--- Start Input for this task ---

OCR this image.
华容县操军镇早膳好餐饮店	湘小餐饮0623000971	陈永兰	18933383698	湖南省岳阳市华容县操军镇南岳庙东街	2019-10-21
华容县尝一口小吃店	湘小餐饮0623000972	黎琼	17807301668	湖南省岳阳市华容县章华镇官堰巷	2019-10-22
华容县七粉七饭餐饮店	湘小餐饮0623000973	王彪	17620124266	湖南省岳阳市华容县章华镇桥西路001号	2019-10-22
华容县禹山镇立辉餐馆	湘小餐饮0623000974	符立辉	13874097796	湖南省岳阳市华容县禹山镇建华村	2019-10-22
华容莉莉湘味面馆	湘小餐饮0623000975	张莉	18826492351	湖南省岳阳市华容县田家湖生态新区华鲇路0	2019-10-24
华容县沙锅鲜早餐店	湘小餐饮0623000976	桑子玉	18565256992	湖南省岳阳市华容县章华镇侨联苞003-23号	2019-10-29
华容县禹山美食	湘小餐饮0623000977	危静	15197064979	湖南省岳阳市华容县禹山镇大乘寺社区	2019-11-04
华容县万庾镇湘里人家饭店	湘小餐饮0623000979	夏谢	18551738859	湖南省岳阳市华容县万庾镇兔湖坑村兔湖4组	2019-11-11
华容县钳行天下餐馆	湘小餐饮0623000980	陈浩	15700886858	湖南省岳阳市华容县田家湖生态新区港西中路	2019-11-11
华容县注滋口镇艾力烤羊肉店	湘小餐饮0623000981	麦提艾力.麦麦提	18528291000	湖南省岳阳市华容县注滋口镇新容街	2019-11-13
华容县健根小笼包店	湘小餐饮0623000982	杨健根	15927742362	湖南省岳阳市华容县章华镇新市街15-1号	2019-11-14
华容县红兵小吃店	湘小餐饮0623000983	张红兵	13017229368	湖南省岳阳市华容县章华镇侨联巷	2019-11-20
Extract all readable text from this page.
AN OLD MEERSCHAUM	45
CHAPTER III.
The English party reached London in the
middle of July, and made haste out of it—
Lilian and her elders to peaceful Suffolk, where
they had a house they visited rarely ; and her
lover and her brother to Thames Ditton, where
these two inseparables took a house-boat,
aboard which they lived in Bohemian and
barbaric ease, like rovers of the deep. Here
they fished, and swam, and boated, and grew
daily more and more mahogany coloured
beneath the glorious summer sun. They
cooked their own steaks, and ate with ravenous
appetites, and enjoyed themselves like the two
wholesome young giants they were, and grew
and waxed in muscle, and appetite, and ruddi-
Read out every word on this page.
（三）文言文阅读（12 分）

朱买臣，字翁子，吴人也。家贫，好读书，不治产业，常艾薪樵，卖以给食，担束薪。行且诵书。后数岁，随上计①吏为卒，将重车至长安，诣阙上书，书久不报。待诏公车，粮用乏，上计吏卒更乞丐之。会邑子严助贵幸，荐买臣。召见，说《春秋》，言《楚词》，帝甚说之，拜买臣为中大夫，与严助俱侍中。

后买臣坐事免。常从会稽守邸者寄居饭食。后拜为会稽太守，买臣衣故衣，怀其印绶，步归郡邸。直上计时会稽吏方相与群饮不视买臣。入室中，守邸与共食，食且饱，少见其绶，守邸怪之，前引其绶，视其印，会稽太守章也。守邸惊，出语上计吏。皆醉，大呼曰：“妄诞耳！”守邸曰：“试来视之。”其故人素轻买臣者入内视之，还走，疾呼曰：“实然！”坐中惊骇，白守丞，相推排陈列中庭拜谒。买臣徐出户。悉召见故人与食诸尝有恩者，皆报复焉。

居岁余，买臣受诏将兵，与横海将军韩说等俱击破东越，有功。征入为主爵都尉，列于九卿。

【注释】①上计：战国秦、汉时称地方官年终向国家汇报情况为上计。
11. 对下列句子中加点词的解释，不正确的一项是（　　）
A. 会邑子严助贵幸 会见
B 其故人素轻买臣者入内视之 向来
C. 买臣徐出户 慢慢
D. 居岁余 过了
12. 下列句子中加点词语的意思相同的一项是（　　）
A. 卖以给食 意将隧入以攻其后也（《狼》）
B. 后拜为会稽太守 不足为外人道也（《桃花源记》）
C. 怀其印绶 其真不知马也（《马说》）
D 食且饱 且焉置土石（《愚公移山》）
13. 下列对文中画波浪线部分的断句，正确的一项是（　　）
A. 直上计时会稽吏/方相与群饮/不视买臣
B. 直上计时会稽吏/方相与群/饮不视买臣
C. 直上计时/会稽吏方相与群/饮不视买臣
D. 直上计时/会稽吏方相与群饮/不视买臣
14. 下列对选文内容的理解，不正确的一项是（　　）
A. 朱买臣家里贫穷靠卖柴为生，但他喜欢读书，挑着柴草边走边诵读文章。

--- End Input for this task ---

Exercise aim:
Copy, character for character, the lines from the line that holds "Extract all readable text from this page." through the final line of the records above.

Answer below:
Extract all readable text from this page.
AN OLD MEERSCHAUM	45
CHAPTER III.
The English party reached London in the
middle of July, and made haste out of it—
Lilian and her elders to peaceful Suffolk, where
they had a house they visited rarely ; and her
lover and her brother to Thames Ditton, where
these two inseparables took a house-boat,
aboard which they lived in Bohemian and
barbaric ease, like rovers of the deep. Here
they fished, and swam, and boated, and grew
daily more and more mahogany coloured
beneath the glorious summer sun. They
cooked their own steaks, and ate with ravenous
appetites, and enjoyed themselves like the two
wholesome young giants they were, and grew
and waxed in muscle, and appetite, and ruddi-
Read out every word on this page.
（三）文言文阅读（12 分）

朱买臣，字翁子，吴人也。家贫，好读书，不治产业，常艾薪樵，卖以给食，担束薪。行且诵书。后数岁，随上计①吏为卒，将重车至长安，诣阙上书，书久不报。待诏公车，粮用乏，上计吏卒更乞丐之。会邑子严助贵幸，荐买臣。召见，说《春秋》，言《楚词》，帝甚说之，拜买臣为中大夫，与严助俱侍中。

后买臣坐事免。常从会稽守邸者寄居饭食。后拜为会稽太守，买臣衣故衣，怀其印绶，步归郡邸。直上计时会稽吏方相与群饮不视买臣。入室中，守邸与共食，食且饱，少见其绶，守邸怪之，前引其绶，视其印，会稽太守章也。守邸惊，出语上计吏。皆醉，大呼曰：“妄诞耳！”守邸曰：“试来视之。”其故人素轻买臣者入内视之，还走，疾呼曰：“实然！”坐中惊骇，白守丞，相推排陈列中庭拜谒。买臣徐出户。悉召见故人与食诸尝有恩者，皆报复焉。

居岁余，买臣受诏将兵，与横海将军韩说等俱击破东越，有功。征入为主爵都尉，列于九卿。

【注释】①上计：战国秦、汉时称地方官年终向国家汇报情况为上计。
11. 对下列句子中加点词的解释，不正确的一项是（　　）
A. 会邑子严助贵幸 会见
B 其故人素轻买臣者入内视之 向来
C. 买臣徐出户 慢慢
D. 居岁余 过了
12. 下列句子中加点词语的意思相同的一项是（　　）
A. 卖以给食 意将隧入以攻其后也（《狼》）
B. 后拜为会稽太守 不足为外人道也（《桃花源记》）
C. 怀其印绶 其真不知马也（《马说》）
D 食且饱 且焉置土石（《愚公移山》）
13. 下列对文中画波浪线部分的断句，正确的一项是（　　）
A. 直上计时会稽吏/方相与群饮/不视买臣
B. 直上计时会稽吏/方相与群/饮不视买臣
C. 直上计时/会稽吏方相与群/饮不视买臣
D. 直上计时/会稽吏方相与群饮/不视买臣
14. 下列对选文内容的理解，不正确的一项是（　　）
A. 朱买臣家里贫穷靠卖柴为生，但他喜欢读书，挑着柴草边走边诵读文章。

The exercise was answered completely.